RAW DATA:

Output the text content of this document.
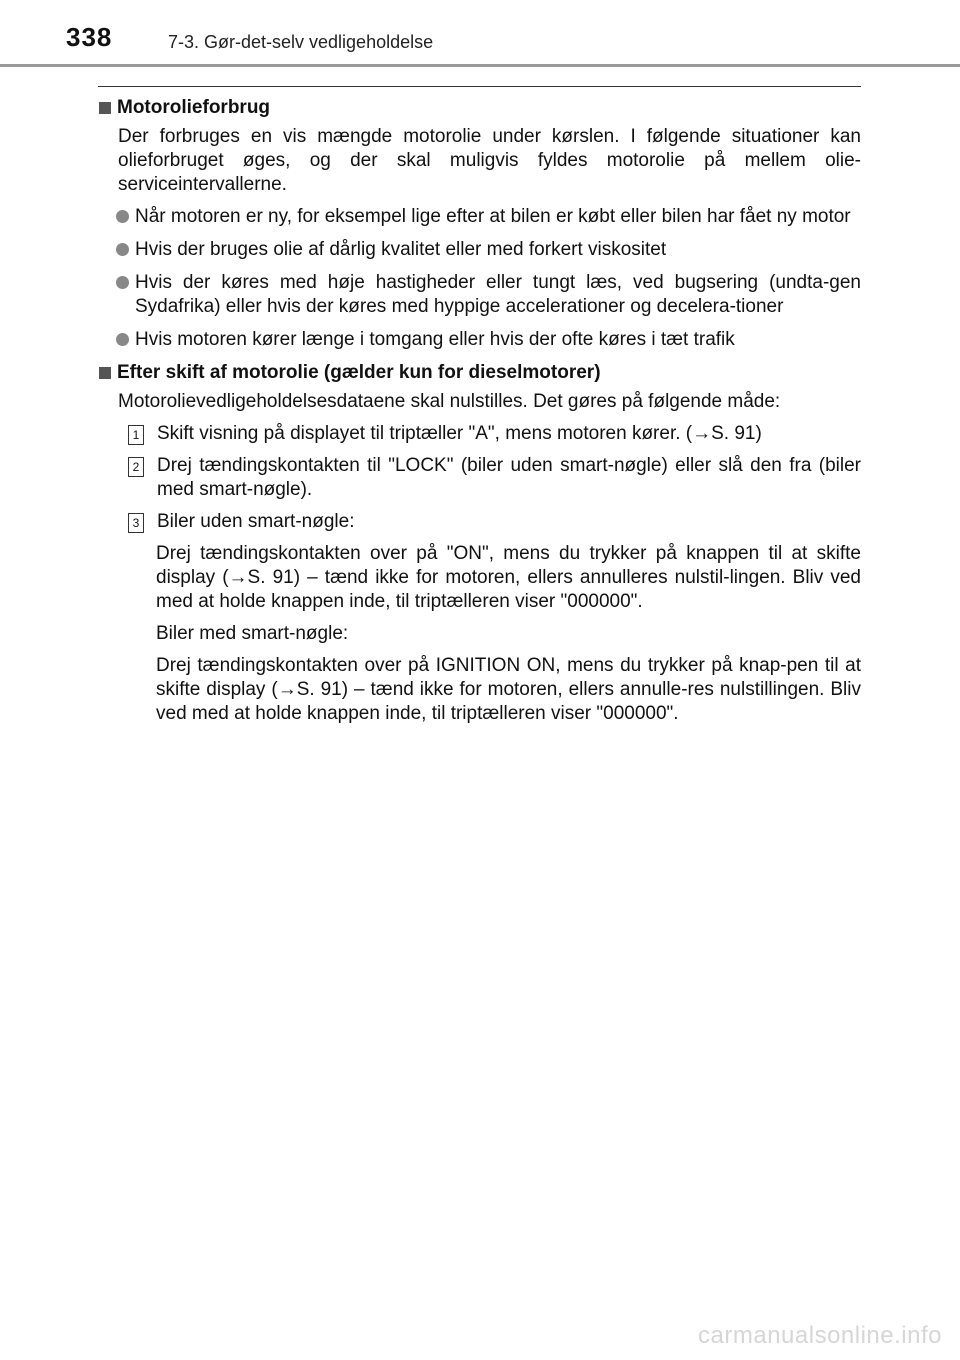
338	7-3. Gør-det-selv vedligeholdelse
Motorolieforbrug

Der forbruges en vis mængde motorolie under kørslen. I følgende situationer kan olieforbruget øges, og der skal muligvis fyldes motorolie på mellem olie-serviceintervallerne.

Når motoren er ny, for eksempel lige efter at bilen er købt eller bilen har fået ny motor
Hvis der bruges olie af dårlig kvalitet eller med forkert viskositet
Hvis der køres med høje hastigheder eller tungt læs, ved bugsering (undta-gen Sydafrika) eller hvis der køres med hyppige accelerationer og decelera-tioner
Hvis motoren kører længe i tomgang eller hvis der ofte køres i tæt trafik
Efter skift af motorolie (gælder kun for dieselmotorer)

Motorolievedligeholdelsesdataene skal nulstilles. Det gøres på følgende måde:

1 Skift visning på displayet til triptæller "A", mens motoren kører. (→S. 91)
2 Drej tændingskontakten til "LOCK" (biler uden smart-nøgle) eller slå den fra (biler med smart-nøgle).
3 Biler uden smart-nøgle:

Drej tændingskontakten over på "ON", mens du trykker på knappen til at skifte display (→S. 91) – tænd ikke for motoren, ellers annulleres nulstil-lingen. Bliv ved med at holde knappen inde, til triptælleren viser "000000".

Biler med smart-nøgle:

Drej tændingskontakten over på IGNITION ON, mens du trykker på knap-pen til at skifte display (→S. 91) – tænd ikke for motoren, ellers annulle-res nulstillingen. Bliv ved med at holde knappen inde, til triptælleren viser "000000".

carmanualsonline.info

SET PROBLEM:
Without including the pictures, reproduce all entries exactly.

WRITTEN SOLUTION:
Output the text content of this document.
338	7-3. Gør-det-selv vedligeholdelse
Motorolieforbrug

Der forbruges en vis mængde motorolie under kørslen. I følgende situationer kan olieforbruget øges, og der skal muligvis fyldes motorolie på mellem olie-serviceintervallerne.

Når motoren er ny, for eksempel lige efter at bilen er købt eller bilen har fået ny motor
Hvis der bruges olie af dårlig kvalitet eller med forkert viskositet
Hvis der køres med høje hastigheder eller tungt læs, ved bugsering (undta-gen Sydafrika) eller hvis der køres med hyppige accelerationer og decelera-tioner
Hvis motoren kører længe i tomgang eller hvis der ofte køres i tæt trafik
Efter skift af motorolie (gælder kun for dieselmotorer)

Motorolievedligeholdelsesdataene skal nulstilles. Det gøres på følgende måde:

1 Skift visning på displayet til triptæller "A", mens motoren kører. (→S. 91)
2 Drej tændingskontakten til "LOCK" (biler uden smart-nøgle) eller slå den fra (biler med smart-nøgle).
3 Biler uden smart-nøgle:

Drej tændingskontakten over på "ON", mens du trykker på knappen til at skifte display (→S. 91) – tænd ikke for motoren, ellers annulleres nulstil-lingen. Bliv ved med at holde knappen inde, til triptælleren viser "000000".

Biler med smart-nøgle:

Drej tændingskontakten over på IGNITION ON, mens du trykker på knap-pen til at skifte display (→S. 91) – tænd ikke for motoren, ellers annulle-res nulstillingen. Bliv ved med at holde knappen inde, til triptælleren viser "000000".

carmanualsonline.info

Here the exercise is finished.